**Aim**
Reply with nothing except the number of lines that contain the word "Maschen".

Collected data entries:

☆ ☆ ☆

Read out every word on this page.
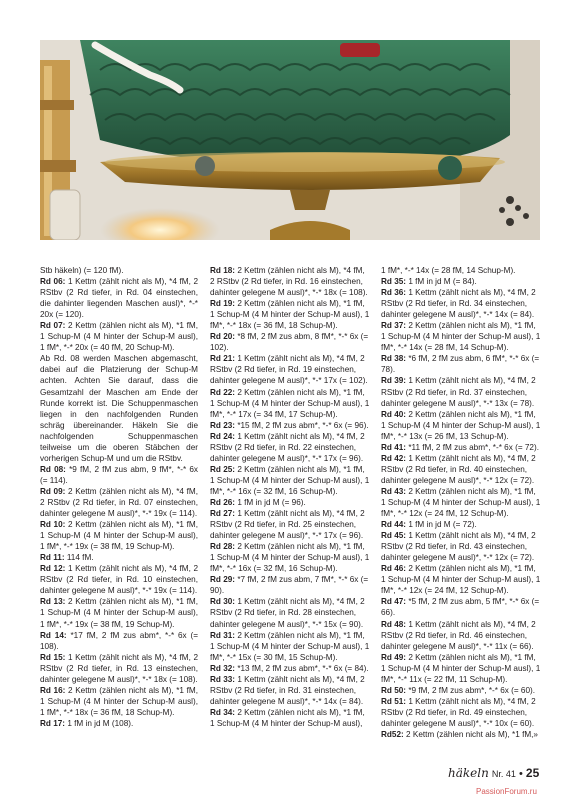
Stb häkeln) (= 120 fM).

Rd 06: 1 Kettm (zählt nicht als M), *4 fM, 2 RStbv (2 Rd tiefer, in Rd. 04 einstechen, die dahinter liegenden Maschen ausl)*, *-* 20x (= 120).

Rd 07: 2 Kettm (zählen nicht als M), *1 fM, 1 Schup-M (4 M hinter der Schup-M ausl), 1 fM*, *-* 20x (= 40 fM, 20 Schup-M).

Ab Rd. 08 werden Maschen abgemascht, dabei auf die Platzierung der Schup-M achten. Achten Sie darauf, dass die Gesamtzahl der Maschen am Ende der Runde korrekt ist. Die Schuppenmaschen liegen in den nachfolgenden Runden schräg übereinander. Häkeln Sie die nachfolgenden Schuppenmaschen teilweise um die oberen Stäbchen der vorherigen Schup-M und um die RStbv.

Rd 08: *9 fM, 2 fM zus abm, 9 fM*, *-* 6x (= 114).

Rd 09: 2 Kettm (zählen nicht als M), *4 fM, 2 RStbv (2 Rd tiefer, in Rd. 07 einstechen, dahinter gelegene M ausl)*, *-* 19x (= 114).

Rd 10: 2 Kettm (zählen nicht als M), *1 fM, 1 Schup-M (4 M hinter der Schup-M ausl), 1 fM*, *-* 19x (= 38 fM, 19 Schup-M).

Rd 11: 114 fM.

Rd 12: 1 Kettm (zählt nicht als M), *4 fM, 2 RStbv (2 Rd tiefer, in Rd. 10 einstechen, dahinter gelegene M ausl)*, *-* 19x (= 114).

Rd 13: 2 Kettm (zählen nicht als M), *1 fM, 1 Schup-M (4 M hinter der Schup-M ausl), 1 fM*, *-* 19x (= 38 fM, 19 Schup-M).

Rd 14: *17 fM, 2 fM zus abm*, *-* 6x (= 108).

Rd 15: 1 Kettm (zählt nicht als M), *4 fM, 2 RStbv (2 Rd tiefer, in Rd. 13 einstechen, dahinter gelegene M ausl)*, *-* 18x (= 108).

Rd 16: 2 Kettm (zählen nicht als M), *1 fM, 1 Schup-M (4 M hinter der Schup-M ausl), 1 fM*, *-* 18x (= 36 fM, 18 Schup-M).

Rd 17: 1 fM in jd M (108).

Rd 18: 2 Kettm (zählen nicht als M), *4 fM, 2 RStbv (2 Rd tiefer, in Rd. 16 einstechen, dahinter gelegene M ausl)*, *-* 18x (= 108).

Rd 19: 2 Kettm (zählen nicht als M), *1 fM, 1 Schup-M (4 M hinter der Schup-M ausl), 1 fM*, *-* 18x (= 36 fM, 18 Schup-M).

Rd 20: *8 fM, 2 fM zus abm, 8 fM*, *-* 6x (= 102).

Rd 21: 1 Kettm (zählt nicht als M), *4 fM, 2 RStbv (2 Rd tiefer, in Rd. 19 einstechen, dahinter gelegene M ausl)*, *-* 17x (= 102).

Rd 22: 2 Kettm (zählen nicht als M), *1 fM, 1 Schup-M (4 M hinter der Schup-M ausl), 1 fM*, *-* 17x (= 34 fM, 17 Schup-M).

Rd 23: *15 fM, 2 fM zus abm*, *-* 6x (= 96).

Rd 24: 1 Kettm (zählt nicht als M), *4 fM, 2 RStbv (2 Rd tiefer, in Rd. 22 einstechen, dahinter gelegene M ausl)*, *-* 17x (= 96).

Rd 25: 2 Kettm (zählen nicht als M), *1 fM, 1 Schup-M (4 M hinter der Schup-M ausl), 1 fM*, *-* 16x (= 32 fM, 16 Schup-M).

Rd 26: 1 fM in jd M (= 96).

Rd 27: 1 Kettm (zählt nicht als M), *4 fM, 2 RStbv (2 Rd tiefer, in Rd. 25 einstechen, dahinter gelegene M ausl)*, *-* 17x (= 96).

Rd 28: 2 Kettm (zählen nicht als M), *1 fM, 1 Schup-M (4 M hinter der Schup-M ausl), 1 fM*, *-* 16x (= 32 fM, 16 Schup-M).

Rd 29: *7 fM, 2 fM zus abm, 7 fM*, *-* 6x (= 90).

Rd 30: 1 Kettm (zählt nicht als M), *4 fM, 2 RStbv (2 Rd tiefer, in Rd. 28 einstechen, dahinter gelegene M ausl)*, *-* 15x (= 90).

Rd 31: 2 Kettm (zählen nicht als M), *1 fM, 1 Schup-M (4 M hinter der Schup-M ausl), 1 fM*, *-* 15x (= 30 fM, 15 Schup-M).

Rd 32: *13 fM, 2 fM zus abm*, *-* 6x (= 84).

Rd 33: 1 Kettm (zählt nicht als M), *4 fM, 2 RStbv (2 Rd tiefer, in Rd. 31 einstechen, dahinter gelegene M ausl)*, *-* 14x (= 84).

Rd 34: 2 Kettm (zählen nicht als M), *1 fM, 1 Schup-M (4 M hinter der Schup-M ausl),

1 fM*, *-* 14x (= 28 fM, 14 Schup-M).

Rd 35: 1 fM in jd M (= 84).

Rd 36: 1 Kettm (zählt nicht als M), *4 fM, 2 RStbv (2 Rd tiefer, in Rd. 34 einstechen, dahinter gelegene M ausl)*, *-* 14x (= 84).

Rd 37: 2 Kettm (zählen nicht als M), *1 fM, 1 Schup-M (4 M hinter der Schup-M ausl), 1 fM*, *-* 14x (= 28 fM, 14 Schup-M).

Rd 38: *6 fM, 2 fM zus abm, 6 fM*, *-* 6x (= 78).

Rd 39: 1 Kettm (zählt nicht als M), *4 fM, 2 RStbv (2 Rd tiefer, in Rd. 37 einstechen, dahinter gelegene M ausl)*, *-* 13x (= 78).

Rd 40: 2 Kettm (zählen nicht als M), *1 fM, 1 Schup-M (4 M hinter der Schup-M ausl), 1 fM*, *-* 13x (= 26 fM, 13 Schup-M).

Rd 41: *11 fM, 2 fM zus abm*, *-* 6x (= 72).

Rd 42: 1 Kettm (zählt nicht als M), *4 fM, 2 RStbv (2 Rd tiefer, in Rd. 40 einstechen, dahinter gelegene M ausl)*, *-* 12x (= 72).

Rd 43: 2 Kettm (zählen nicht als M), *1 fM, 1 Schup-M (4 M hinter der Schup-M ausl), 1 fM*, *-* 12x (= 24 fM, 12 Schup-M).

Rd 44: 1 fM in jd M (= 72).

Rd 45: 1 Kettm (zählt nicht als M), *4 fM, 2 RStbv (2 Rd tiefer, in Rd. 43 einstechen, dahinter gelegene M ausl)*, *-* 12x (= 72).

Rd 46: 2 Kettm (zählen nicht als M), *1 fM, 1 Schup-M (4 M hinter der Schup-M ausl), 1 fM*, *-* 12x (= 24 fM, 12 Schup-M).

Rd 47: *5 fM, 2 fM zus abm, 5 fM*, *-* 6x (= 66).

Rd 48: 1 Kettm (zählt nicht als M), *4 fM, 2 RStbv (2 Rd tiefer, in Rd. 46 einstechen, dahinter gelegene M ausl)*, *-* 11x (= 66).

Rd 49: 2 Kettm (zählen nicht als M), *1 fM, 1 Schup-M (4 M hinter der Schup-M ausl), 1 fM*, *-* 11x (= 22 fM, 11 Schup-M).

Rd 50: *9 fM, 2 fM zus abm*, *-* 6x (= 60).

Rd 51: 1 Kettm (zählt nicht als M), *4 fM, 2 RStbv (2 Rd tiefer, in Rd. 49 einstechen, dahinter gelegene M ausl)*, *-* 10x (= 60).

Rd52: 2 Kettm (zählen nicht als M), *1 fM,»

häkeln Nr. 41 • 25
PassionForum.ru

☆ ☆ ☆

**Written solution**
2